提示文:
共演している池田ヒトシさんは海外映画ドラマの吹き替えなどでも活躍されている。

池田ヒトシさんも演出の吉田テツタさんも家に帰れば、子供があり父親もしている。
どちらも結婚したり学生だったり大きくなっていて、去年の夏に初めて子供が産れた僕にとって二人は俳優としても父親としても先輩なのだ。

芝居を続けながら、生きる。

一般的に見たら俳優業なんて遊んで楽しく明るくやっているようでも同じ役者を生業(なりわい)としてきた僕には、その大変さが想像に難くない。生活して子供を育てて、芝居もするなんて、しかもそれを続けてきたなんて。

好き、だけじゃ生きてはいけない。だが好きは、確実に生きる力になる。

新しい稽古場は、

道路を跨いだ商店街通りを
ただ真っ直ぐに歩いた、そこにある。

もうかなり歩いた、そろそろかと思いきや、まだつかない。
スマホのナビでは、この辺りだ。

横断歩道を渡ったところで、ひょろりと歩く
共演者の日暮くんがこっちに向かって見えた。
「おはようございます」
「劇場この辺だっけ?」
「ああ、多分。」

データ一覧:
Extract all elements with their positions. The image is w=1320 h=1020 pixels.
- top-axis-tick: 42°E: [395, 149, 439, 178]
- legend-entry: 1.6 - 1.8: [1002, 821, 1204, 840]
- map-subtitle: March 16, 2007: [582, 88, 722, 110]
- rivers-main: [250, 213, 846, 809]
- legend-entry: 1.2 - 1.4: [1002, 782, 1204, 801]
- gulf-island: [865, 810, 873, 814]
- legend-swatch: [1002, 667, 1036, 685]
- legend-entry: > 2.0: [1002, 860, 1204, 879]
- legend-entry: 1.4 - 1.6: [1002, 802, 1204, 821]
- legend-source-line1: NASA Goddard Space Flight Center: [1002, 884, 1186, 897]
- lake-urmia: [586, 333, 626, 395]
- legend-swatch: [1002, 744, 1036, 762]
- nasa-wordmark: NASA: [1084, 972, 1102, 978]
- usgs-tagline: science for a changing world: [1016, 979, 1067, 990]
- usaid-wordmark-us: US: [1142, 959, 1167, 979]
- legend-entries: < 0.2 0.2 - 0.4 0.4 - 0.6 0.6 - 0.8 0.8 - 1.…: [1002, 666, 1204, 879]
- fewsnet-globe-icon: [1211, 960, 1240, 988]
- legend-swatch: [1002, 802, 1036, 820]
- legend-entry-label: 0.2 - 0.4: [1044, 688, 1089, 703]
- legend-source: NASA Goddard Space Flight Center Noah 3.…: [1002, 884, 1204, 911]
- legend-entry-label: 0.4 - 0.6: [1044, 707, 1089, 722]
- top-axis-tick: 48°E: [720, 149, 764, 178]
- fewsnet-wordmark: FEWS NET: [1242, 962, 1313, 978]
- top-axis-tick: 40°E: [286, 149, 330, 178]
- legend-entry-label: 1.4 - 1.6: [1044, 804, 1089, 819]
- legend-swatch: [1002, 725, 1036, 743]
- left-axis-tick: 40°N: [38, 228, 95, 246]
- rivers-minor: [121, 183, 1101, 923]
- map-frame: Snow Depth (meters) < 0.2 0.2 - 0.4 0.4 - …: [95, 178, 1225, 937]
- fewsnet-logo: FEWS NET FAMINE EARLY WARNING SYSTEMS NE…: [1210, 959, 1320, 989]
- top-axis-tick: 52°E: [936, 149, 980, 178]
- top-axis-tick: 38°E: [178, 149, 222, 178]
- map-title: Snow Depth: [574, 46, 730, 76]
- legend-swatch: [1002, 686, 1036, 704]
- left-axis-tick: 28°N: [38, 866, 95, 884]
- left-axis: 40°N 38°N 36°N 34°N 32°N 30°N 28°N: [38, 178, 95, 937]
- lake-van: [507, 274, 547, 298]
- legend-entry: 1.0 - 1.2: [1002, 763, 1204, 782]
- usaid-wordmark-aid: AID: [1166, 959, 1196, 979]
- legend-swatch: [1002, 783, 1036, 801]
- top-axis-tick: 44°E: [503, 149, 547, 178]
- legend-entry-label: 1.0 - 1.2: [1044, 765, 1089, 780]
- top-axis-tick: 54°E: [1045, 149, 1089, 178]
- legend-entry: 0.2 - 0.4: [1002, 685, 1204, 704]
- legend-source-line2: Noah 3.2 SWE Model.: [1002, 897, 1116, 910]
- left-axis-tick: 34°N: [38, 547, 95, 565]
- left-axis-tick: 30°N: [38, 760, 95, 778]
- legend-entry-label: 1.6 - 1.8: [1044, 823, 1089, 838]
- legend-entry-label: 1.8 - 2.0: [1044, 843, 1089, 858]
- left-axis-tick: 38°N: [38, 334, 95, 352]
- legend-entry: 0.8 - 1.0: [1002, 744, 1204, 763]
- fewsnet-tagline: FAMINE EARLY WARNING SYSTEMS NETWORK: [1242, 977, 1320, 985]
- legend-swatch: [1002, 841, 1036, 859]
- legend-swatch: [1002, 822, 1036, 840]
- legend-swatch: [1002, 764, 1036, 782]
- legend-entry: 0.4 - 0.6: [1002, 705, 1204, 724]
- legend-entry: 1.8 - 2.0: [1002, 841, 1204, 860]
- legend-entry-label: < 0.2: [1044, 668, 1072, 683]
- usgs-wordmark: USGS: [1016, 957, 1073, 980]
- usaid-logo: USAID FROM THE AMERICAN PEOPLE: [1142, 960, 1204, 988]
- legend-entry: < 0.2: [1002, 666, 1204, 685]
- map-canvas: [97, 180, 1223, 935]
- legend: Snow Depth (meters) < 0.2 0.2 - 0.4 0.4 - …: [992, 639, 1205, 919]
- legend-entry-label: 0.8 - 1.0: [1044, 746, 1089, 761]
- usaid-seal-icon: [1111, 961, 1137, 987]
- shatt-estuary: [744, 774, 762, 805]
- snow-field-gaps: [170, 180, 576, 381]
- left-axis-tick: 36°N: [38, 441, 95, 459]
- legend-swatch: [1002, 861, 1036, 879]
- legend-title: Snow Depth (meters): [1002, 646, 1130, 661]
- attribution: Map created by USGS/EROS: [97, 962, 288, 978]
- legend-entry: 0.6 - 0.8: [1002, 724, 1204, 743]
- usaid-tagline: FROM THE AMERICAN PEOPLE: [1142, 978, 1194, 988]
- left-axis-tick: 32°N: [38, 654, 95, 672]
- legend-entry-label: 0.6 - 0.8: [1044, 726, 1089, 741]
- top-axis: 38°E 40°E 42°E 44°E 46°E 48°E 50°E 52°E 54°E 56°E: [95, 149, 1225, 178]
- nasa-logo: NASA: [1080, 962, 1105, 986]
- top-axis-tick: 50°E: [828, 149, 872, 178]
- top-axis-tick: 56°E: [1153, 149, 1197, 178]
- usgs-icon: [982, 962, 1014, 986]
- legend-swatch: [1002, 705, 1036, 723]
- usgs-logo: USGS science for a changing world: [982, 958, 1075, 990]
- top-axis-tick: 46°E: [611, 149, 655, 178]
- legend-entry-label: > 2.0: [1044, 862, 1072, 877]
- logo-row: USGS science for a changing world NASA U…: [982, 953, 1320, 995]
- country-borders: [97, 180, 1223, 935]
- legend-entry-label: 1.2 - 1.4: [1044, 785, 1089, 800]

課題と練習:
1. 提示文の一文「もうかなり歩いた、そろそろかと思いきや、まだつかない。」を英語に訳しなさい。
2. 稽古場へ向かう場面を描いた提示文を、最後の「ああ、多分。」の後から書き進めなさい。
上の一覧は提示文と関係がない。

最終解答:
1. I had already walked quite a long way and thought I must be almost there, but I still hadn't arrived.

2.
小劇場のあるある。道と街に埋もれて、迷う。

コロナ禍、稽古場には特に苦労していた。
一月始めからの緊急事態宣言により次々と自粛閉鎖する区民センターの稽古場をジプシーをしていた僕らは、なんと偶然、空くことになった劇場のスタジオを二週間借りられることになった。三月公演への首が繋がった感じだ。

「多分、反対です。もうすぐですよ」
やっぱり僕は行き過ぎていた。
引き返して、見逃していた目印の玩具屋が見えた。
稽古時間には、まだ早いので少し待つことにした。

目白にある「風姿花伝」という小屋。

通りから玩具屋入り口のガラス窓にはプラモデルやウルトラマンのソフビ人形が並び飾られ小綺麗に置いあり、どこか昭和の懐かしい香りがする。この細い階段を上がると劇場だ。おもちゃ屋の2階が劇場という面白い建物だ。劇場の掲示板はコロナの影響だろう上演ポスターは貼っていない。何度かこの劇場へ演劇を観た来たことがあるが劇場の灯が消えていることは、寂しい。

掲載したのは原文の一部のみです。